======== ENTRIES ========
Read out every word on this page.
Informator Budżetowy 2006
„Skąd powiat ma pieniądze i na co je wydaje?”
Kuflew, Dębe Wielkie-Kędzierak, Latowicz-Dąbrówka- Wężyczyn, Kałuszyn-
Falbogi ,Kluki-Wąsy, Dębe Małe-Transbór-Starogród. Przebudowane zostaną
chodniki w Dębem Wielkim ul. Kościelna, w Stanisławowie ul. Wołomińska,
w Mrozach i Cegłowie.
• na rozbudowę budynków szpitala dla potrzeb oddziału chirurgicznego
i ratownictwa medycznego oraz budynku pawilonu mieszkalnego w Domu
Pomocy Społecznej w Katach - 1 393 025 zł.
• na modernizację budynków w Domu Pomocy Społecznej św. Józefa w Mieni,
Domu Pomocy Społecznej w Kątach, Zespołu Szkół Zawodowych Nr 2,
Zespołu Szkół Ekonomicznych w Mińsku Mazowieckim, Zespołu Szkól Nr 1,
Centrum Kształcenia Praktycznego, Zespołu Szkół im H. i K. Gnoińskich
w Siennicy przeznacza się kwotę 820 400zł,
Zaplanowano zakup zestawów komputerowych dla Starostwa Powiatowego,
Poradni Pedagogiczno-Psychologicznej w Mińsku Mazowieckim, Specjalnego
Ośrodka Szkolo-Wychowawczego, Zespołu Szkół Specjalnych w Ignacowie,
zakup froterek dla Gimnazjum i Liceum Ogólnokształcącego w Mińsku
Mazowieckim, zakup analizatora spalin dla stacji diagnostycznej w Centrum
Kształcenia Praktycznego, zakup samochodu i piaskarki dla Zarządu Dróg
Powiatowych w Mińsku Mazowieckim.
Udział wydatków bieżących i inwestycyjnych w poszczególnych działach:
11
========
## PROMPT
Scan the material above for the string "budynków" and report each line where you find it.

## WRITTEN ANSWER
• na rozbudowę budynków szpitala dla potrzeb oddziału chirurgicznego
• na modernizację budynków w Domu Pomocy Społecznej św. Józefa w Mieni,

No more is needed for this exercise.